(Records from a data collection)
↓↓↓
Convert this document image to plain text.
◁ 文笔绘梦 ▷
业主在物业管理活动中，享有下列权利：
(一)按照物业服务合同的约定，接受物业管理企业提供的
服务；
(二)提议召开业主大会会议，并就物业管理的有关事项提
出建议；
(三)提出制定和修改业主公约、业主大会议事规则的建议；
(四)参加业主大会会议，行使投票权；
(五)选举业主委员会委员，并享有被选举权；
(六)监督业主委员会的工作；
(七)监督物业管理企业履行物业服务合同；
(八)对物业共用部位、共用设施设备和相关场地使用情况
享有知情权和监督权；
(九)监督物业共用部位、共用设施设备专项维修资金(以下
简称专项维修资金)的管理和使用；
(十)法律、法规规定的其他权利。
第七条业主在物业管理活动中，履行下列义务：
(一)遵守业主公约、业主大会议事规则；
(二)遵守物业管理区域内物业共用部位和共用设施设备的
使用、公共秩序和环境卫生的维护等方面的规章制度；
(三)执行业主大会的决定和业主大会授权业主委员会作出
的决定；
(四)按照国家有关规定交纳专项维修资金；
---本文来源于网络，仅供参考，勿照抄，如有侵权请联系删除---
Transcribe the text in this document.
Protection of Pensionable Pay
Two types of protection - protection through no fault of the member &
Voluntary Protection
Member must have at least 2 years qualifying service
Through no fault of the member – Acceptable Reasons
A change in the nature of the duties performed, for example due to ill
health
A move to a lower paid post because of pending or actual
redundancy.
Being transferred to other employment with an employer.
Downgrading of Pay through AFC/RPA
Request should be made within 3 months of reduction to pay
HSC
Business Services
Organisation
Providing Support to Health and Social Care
↑↑↑
§ **WHAT NEEDS TO BE DONE**:
Identify all lines where the word "fault" shows up. Copy them.

§ **ANSWER**:
Two types of protection - protection through no fault of the member &
Through no fault of the member – Acceptable Reasons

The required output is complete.